**Stored records**:
+-------+

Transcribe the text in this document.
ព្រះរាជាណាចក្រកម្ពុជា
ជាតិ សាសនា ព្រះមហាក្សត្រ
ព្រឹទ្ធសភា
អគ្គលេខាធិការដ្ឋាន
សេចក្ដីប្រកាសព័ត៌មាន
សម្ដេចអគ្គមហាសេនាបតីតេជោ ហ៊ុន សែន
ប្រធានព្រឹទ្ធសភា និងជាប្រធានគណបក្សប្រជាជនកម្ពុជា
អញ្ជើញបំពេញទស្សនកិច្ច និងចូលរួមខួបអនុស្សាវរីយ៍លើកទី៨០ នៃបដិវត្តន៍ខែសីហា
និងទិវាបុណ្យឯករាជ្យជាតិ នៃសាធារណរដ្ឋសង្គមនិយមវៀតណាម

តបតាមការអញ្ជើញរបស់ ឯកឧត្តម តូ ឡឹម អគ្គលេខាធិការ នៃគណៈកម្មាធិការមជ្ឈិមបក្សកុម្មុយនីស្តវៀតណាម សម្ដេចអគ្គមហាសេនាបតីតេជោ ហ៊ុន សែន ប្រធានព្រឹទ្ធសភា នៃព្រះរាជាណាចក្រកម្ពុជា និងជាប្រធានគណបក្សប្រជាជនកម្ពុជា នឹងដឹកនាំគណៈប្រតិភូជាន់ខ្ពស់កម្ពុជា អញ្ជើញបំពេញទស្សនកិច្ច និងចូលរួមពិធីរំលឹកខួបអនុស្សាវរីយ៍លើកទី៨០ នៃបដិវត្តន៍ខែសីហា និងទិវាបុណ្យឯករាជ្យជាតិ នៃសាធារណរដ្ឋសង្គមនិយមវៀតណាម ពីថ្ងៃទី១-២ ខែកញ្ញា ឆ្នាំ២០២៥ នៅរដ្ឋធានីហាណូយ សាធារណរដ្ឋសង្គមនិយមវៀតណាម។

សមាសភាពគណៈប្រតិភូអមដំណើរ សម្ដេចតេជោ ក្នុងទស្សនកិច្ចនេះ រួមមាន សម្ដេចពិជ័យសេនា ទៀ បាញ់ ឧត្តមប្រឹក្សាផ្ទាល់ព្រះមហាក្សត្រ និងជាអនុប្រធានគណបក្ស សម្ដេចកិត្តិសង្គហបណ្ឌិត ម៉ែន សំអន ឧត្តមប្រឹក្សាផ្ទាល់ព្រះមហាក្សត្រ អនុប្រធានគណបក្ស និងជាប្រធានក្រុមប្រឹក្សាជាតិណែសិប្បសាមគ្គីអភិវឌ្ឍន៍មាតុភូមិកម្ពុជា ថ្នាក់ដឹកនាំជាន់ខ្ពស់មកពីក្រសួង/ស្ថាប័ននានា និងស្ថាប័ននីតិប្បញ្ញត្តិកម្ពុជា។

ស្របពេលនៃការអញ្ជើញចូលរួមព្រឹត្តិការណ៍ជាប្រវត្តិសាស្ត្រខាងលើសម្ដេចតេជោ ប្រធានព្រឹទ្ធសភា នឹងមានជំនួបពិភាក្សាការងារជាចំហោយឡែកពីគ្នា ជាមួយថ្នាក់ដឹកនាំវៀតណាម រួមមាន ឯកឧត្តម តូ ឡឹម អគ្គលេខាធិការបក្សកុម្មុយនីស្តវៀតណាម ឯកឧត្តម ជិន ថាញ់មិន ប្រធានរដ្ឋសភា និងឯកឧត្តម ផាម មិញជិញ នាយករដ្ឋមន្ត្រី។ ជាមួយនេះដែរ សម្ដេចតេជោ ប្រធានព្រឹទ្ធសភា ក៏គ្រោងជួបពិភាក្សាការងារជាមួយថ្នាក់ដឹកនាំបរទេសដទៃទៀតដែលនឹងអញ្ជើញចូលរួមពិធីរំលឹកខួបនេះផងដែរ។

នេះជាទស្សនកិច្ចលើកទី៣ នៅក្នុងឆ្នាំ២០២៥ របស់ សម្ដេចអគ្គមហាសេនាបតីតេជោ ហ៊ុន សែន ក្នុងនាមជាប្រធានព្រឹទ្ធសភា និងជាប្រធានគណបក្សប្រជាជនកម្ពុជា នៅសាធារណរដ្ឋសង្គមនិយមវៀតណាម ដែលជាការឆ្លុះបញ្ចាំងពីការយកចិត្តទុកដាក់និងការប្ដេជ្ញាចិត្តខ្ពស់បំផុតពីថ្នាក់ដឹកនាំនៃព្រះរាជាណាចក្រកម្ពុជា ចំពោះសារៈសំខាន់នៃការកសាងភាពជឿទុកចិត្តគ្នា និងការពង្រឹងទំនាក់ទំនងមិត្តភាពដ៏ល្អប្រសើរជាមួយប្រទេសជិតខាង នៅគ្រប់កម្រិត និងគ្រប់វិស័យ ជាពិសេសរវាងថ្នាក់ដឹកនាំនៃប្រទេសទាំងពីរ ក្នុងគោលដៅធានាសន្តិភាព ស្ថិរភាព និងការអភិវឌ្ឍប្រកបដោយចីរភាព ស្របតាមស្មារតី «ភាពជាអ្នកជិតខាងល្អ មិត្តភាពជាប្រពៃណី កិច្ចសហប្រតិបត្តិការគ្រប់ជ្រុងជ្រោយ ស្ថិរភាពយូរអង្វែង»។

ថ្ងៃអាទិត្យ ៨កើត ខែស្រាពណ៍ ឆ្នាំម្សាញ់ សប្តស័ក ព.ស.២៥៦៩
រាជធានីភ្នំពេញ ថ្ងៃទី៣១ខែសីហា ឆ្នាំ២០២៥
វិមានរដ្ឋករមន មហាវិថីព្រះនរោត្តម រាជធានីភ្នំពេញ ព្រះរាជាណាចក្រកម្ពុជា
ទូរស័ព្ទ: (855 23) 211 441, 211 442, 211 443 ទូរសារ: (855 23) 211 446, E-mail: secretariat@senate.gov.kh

+-------+

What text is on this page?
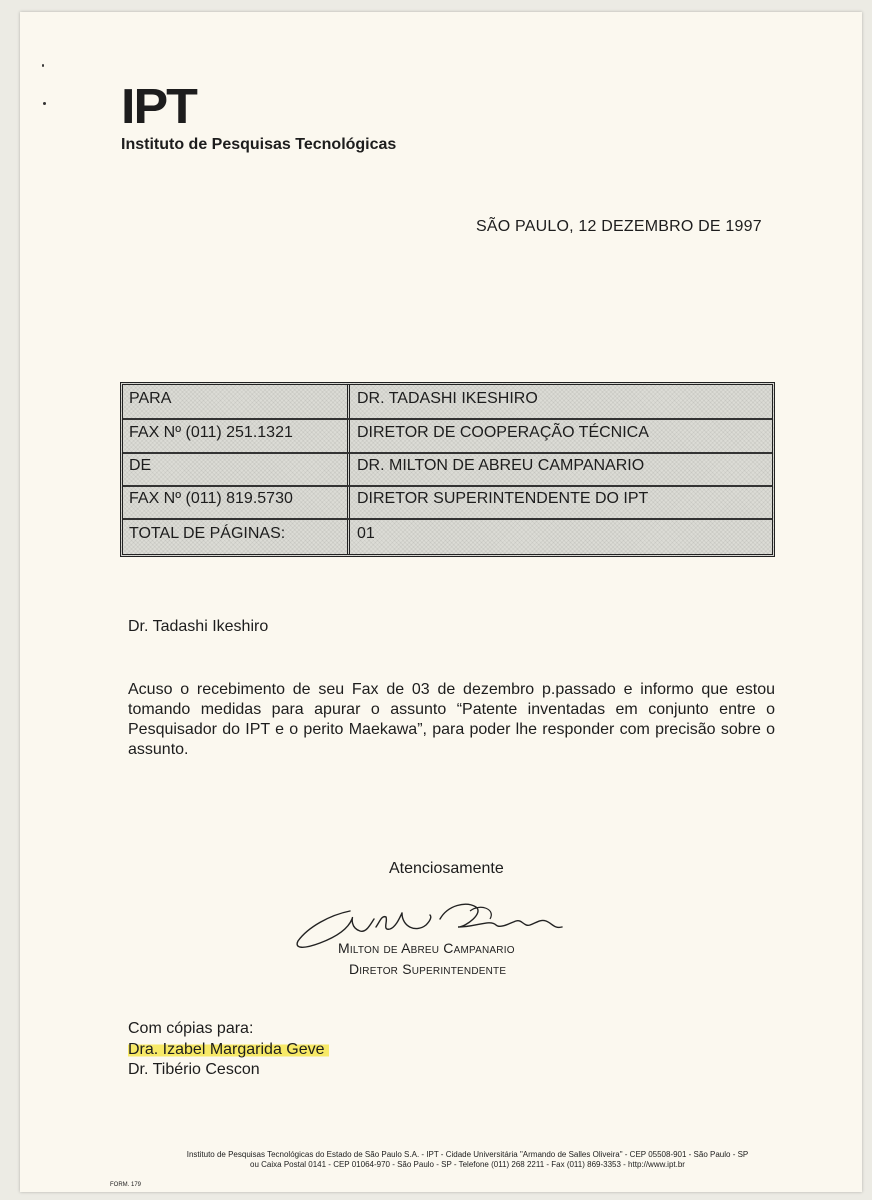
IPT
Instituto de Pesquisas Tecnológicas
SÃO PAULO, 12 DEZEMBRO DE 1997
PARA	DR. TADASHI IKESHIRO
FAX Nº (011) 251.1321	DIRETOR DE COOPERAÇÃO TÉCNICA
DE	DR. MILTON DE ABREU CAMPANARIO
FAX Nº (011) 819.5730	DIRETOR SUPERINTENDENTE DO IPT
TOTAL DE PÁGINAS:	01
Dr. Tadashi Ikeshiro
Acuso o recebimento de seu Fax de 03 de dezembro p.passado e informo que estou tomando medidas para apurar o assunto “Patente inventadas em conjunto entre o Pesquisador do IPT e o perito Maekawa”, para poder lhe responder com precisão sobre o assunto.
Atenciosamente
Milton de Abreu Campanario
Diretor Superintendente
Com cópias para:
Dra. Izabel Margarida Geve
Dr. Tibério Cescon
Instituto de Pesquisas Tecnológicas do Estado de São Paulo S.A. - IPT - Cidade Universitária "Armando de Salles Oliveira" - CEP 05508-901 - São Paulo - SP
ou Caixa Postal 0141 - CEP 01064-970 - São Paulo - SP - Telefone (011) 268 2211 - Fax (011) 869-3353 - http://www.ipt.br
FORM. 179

+-------+

Look through the listing above. Pick out each line with "Tecnológicas" and copy it.

Instituto de Pesquisas Tecnológicas
Instituto de Pesquisas Tecnológicas do Estado de São Paulo S.A. - IPT - Cidade Universitária "Armando de Salles Oliveira" - CEP 05508-901 - São Paulo - SP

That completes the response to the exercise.